--- BEGIN Listed entries ---

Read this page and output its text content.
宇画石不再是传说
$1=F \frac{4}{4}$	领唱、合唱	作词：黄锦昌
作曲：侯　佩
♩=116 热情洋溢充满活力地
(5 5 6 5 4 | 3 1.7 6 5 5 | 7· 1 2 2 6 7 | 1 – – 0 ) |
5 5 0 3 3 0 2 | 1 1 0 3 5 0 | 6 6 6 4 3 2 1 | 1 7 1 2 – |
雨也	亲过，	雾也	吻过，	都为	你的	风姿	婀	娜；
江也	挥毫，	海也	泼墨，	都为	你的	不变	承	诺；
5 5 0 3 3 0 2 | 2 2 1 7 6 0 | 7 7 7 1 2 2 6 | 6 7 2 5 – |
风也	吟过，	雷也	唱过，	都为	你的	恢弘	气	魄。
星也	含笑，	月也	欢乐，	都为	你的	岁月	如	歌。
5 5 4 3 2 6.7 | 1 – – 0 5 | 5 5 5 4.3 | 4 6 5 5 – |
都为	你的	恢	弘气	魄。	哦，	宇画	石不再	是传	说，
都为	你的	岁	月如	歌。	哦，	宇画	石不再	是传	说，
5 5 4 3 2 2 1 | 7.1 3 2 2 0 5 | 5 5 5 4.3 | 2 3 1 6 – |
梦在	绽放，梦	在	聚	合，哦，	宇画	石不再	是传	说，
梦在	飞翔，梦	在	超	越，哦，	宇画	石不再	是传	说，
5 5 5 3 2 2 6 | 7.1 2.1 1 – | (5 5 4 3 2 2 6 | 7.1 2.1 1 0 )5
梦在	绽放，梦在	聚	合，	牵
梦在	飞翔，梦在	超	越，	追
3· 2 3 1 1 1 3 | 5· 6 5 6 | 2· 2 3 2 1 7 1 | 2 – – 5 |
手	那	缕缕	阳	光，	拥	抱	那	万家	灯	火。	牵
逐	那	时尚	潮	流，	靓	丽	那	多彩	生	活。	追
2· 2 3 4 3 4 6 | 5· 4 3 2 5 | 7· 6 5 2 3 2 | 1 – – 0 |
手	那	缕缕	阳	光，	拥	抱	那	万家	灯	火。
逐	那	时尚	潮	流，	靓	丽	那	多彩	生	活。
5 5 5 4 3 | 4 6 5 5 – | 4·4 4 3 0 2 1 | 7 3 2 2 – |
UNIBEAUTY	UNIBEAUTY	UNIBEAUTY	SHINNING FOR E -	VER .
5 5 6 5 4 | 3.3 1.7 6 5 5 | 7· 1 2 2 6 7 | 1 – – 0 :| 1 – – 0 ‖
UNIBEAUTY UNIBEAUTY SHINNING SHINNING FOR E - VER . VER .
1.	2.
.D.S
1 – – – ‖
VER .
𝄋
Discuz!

--- END Listed entries ---

# Task instructions
Set down the listing in full, keeping every word exactly as it is.

# Result of the exercise
Read this page and output its text content.
宇画石不再是传说
$1=F \frac{4}{4}$	领唱、合唱	作词：黄锦昌
作曲：侯　佩
♩=116 热情洋溢充满活力地
(5 5 6 5 4 | 3 1.7 6 5 5 | 7· 1 2 2 6 7 | 1 – – 0 ) |
5 5 0 3 3 0 2 | 1 1 0 3 5 0 | 6 6 6 4 3 2 1 | 1 7 1 2 – |
雨也	亲过，	雾也	吻过，	都为	你的	风姿	婀	娜；
江也	挥毫，	海也	泼墨，	都为	你的	不变	承	诺；
5 5 0 3 3 0 2 | 2 2 1 7 6 0 | 7 7 7 1 2 2 6 | 6 7 2 5 – |
风也	吟过，	雷也	唱过，	都为	你的	恢弘	气	魄。
星也	含笑，	月也	欢乐，	都为	你的	岁月	如	歌。
5 5 4 3 2 6.7 | 1 – – 0 5 | 5 5 5 4.3 | 4 6 5 5 – |
都为	你的	恢	弘气	魄。	哦，	宇画	石不再	是传	说，
都为	你的	岁	月如	歌。	哦，	宇画	石不再	是传	说，
5 5 4 3 2 2 1 | 7.1 3 2 2 0 5 | 5 5 5 4.3 | 2 3 1 6 – |
梦在	绽放，梦	在	聚	合，哦，	宇画	石不再	是传	说，
梦在	飞翔，梦	在	超	越，哦，	宇画	石不再	是传	说，
5 5 5 3 2 2 6 | 7.1 2.1 1 – | (5 5 4 3 2 2 6 | 7.1 2.1 1 0 )5
梦在	绽放，梦在	聚	合，	牵
梦在	飞翔，梦在	超	越，	追
3· 2 3 1 1 1 3 | 5· 6 5 6 | 2· 2 3 2 1 7 1 | 2 – – 5 |
手	那	缕缕	阳	光，	拥	抱	那	万家	灯	火。	牵
逐	那	时尚	潮	流，	靓	丽	那	多彩	生	活。	追
2· 2 3 4 3 4 6 | 5· 4 3 2 5 | 7· 6 5 2 3 2 | 1 – – 0 |
手	那	缕缕	阳	光，	拥	抱	那	万家	灯	火。
逐	那	时尚	潮	流，	靓	丽	那	多彩	生	活。
5 5 5 4 3 | 4 6 5 5 – | 4·4 4 3 0 2 1 | 7 3 2 2 – |
UNIBEAUTY	UNIBEAUTY	UNIBEAUTY	SHINNING FOR E -	VER .
5 5 6 5 4 | 3.3 1.7 6 5 5 | 7· 1 2 2 6 7 | 1 – – 0 :| 1 – – 0 ‖
UNIBEAUTY UNIBEAUTY SHINNING SHINNING FOR E - VER . VER .
1.	2.
.D.S
1 – – – ‖
VER .
𝄋
Discuz!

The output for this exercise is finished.